*REQUIRED WORK*. Review the material and extract every line in which the word "text" occurs.

*RECORD SET*.
- - - -

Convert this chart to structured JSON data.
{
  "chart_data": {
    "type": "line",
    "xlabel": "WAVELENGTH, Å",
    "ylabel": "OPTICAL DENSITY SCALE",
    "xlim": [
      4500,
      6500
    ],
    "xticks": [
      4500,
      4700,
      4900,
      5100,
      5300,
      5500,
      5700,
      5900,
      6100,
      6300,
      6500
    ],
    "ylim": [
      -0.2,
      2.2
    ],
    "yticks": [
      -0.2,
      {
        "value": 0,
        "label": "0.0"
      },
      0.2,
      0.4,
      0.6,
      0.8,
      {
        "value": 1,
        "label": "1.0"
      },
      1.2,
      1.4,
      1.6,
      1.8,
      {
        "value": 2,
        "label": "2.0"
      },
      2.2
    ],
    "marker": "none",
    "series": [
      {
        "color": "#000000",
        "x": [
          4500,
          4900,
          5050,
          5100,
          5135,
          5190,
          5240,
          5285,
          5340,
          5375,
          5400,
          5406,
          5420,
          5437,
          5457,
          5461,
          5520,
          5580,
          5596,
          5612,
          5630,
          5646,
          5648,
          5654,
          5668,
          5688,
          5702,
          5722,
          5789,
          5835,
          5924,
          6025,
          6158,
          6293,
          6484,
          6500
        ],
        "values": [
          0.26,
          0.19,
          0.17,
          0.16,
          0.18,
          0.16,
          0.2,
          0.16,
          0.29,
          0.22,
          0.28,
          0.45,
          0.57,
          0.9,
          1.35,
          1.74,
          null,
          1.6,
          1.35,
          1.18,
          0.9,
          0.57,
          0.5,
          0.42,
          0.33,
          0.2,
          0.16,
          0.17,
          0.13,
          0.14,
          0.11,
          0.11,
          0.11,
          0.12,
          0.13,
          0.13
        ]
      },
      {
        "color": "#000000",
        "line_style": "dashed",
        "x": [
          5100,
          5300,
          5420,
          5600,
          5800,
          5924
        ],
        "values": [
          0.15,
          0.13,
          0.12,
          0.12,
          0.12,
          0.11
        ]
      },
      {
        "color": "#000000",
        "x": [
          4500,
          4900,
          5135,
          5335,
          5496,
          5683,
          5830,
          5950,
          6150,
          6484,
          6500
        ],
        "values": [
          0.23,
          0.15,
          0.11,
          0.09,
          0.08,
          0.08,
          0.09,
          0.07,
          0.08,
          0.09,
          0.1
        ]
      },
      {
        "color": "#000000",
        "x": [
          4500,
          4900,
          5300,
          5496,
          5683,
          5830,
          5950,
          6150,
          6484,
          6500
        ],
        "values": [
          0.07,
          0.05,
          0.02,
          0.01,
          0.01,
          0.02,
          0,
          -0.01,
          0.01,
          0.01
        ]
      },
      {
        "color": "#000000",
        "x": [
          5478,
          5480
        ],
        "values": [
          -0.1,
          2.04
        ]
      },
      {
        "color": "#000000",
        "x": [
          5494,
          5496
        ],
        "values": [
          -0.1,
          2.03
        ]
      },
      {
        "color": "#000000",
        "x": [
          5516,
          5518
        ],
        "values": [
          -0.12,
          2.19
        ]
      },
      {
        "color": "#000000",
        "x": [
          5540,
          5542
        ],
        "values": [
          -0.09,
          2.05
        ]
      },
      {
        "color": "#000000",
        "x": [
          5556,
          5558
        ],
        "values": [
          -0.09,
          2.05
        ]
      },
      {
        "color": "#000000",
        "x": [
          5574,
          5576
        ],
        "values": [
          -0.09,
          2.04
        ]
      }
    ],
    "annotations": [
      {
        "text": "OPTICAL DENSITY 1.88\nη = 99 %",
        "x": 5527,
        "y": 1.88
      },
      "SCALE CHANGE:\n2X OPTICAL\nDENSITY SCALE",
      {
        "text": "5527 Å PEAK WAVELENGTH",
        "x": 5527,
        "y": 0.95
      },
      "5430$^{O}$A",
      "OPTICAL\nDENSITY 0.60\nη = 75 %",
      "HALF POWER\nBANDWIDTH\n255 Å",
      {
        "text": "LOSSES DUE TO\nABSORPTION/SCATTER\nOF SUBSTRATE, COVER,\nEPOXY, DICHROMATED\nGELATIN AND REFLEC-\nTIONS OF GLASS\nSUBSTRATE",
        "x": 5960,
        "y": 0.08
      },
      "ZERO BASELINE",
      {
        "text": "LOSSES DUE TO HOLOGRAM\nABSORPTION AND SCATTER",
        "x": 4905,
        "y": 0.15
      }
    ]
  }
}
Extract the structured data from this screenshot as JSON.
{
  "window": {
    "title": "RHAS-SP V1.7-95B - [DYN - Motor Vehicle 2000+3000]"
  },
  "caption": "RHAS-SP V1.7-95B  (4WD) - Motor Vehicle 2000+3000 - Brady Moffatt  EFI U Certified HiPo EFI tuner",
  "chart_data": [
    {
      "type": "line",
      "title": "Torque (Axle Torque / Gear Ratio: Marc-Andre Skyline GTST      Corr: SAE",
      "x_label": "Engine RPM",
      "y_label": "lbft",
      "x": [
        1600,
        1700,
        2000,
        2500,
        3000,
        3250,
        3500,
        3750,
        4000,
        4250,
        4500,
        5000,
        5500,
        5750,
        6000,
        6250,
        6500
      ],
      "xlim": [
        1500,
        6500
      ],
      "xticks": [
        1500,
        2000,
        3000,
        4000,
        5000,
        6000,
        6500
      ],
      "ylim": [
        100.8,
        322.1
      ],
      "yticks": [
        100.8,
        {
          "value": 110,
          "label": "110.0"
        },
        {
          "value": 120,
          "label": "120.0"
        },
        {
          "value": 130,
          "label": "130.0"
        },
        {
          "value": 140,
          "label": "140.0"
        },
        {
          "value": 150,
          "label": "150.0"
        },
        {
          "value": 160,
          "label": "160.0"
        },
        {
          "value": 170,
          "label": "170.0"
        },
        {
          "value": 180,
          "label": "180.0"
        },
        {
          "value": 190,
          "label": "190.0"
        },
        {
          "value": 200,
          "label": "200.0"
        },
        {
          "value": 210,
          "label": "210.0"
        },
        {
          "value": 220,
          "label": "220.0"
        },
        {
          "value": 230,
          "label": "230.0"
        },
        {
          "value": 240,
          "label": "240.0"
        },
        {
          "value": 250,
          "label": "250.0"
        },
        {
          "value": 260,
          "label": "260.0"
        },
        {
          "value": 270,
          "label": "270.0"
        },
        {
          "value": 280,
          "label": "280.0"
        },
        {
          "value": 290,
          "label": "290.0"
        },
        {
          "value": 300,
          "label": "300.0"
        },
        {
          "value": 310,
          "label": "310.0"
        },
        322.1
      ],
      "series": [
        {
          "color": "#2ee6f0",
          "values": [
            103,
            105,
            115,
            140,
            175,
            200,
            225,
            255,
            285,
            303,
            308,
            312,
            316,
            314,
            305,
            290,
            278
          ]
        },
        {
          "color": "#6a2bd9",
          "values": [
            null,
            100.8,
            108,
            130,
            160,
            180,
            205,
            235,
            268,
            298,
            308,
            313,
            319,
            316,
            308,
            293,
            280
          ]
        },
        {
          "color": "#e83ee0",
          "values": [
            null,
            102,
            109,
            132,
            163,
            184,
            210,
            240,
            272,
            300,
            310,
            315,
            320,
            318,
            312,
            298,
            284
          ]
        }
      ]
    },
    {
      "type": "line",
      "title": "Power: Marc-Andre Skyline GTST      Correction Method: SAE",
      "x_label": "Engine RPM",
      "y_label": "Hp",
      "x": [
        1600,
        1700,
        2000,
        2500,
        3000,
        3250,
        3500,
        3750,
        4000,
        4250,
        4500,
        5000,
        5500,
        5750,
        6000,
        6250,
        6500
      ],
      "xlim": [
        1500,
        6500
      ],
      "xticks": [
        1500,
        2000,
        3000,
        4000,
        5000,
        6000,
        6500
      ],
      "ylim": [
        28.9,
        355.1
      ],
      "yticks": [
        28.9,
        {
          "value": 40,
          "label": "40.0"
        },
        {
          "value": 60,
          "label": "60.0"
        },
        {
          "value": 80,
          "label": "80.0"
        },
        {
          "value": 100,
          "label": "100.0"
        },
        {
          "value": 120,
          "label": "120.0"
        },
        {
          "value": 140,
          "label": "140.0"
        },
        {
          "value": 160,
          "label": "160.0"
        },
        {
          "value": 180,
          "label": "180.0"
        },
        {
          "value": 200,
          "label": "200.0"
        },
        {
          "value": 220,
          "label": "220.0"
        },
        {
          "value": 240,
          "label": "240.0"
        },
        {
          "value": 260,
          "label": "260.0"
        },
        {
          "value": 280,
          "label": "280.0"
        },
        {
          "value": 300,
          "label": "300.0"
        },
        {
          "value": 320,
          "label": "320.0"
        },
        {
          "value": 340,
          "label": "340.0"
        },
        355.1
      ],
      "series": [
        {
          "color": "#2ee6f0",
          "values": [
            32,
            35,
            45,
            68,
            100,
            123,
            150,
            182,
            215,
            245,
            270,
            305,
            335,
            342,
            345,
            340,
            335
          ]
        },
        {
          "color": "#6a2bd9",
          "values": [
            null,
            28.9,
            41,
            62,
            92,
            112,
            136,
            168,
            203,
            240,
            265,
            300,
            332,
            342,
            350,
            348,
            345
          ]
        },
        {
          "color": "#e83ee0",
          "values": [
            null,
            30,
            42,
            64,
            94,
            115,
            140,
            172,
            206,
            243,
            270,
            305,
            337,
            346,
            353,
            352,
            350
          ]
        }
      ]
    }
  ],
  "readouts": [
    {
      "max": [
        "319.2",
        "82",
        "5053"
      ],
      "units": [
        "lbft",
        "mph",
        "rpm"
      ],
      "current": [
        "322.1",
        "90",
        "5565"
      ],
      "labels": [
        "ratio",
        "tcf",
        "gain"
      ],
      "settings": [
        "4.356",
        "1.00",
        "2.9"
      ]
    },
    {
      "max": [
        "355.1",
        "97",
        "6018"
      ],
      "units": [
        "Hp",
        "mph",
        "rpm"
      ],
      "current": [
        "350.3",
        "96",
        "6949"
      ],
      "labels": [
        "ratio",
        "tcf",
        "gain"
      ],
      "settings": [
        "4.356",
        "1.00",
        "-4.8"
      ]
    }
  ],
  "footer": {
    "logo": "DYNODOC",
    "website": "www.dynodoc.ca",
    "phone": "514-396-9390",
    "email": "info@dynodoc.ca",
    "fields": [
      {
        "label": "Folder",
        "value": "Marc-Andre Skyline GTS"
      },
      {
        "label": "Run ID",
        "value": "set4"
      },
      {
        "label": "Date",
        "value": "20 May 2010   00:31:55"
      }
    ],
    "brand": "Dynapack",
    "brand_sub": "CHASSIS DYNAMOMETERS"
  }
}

- - - -

*PROBLEM SOLUTION*.
        "text": "OPTICAL DENSITY 1.88\nη = 99 %",
        "text": "5527 Å PEAK WAVELENGTH",
        "text": "LOSSES DUE TO\nABSORPTION/SCATTER\nOF SUBSTRATE, COVER,\nEPOXY, DICHROMATED\nGELATIN AND REFLEC-\nTIONS OF GLASS\nSUBSTRATE",
        "text": "LOSSES DUE TO HOLOGRAM\nABSORPTION AND SCATTER",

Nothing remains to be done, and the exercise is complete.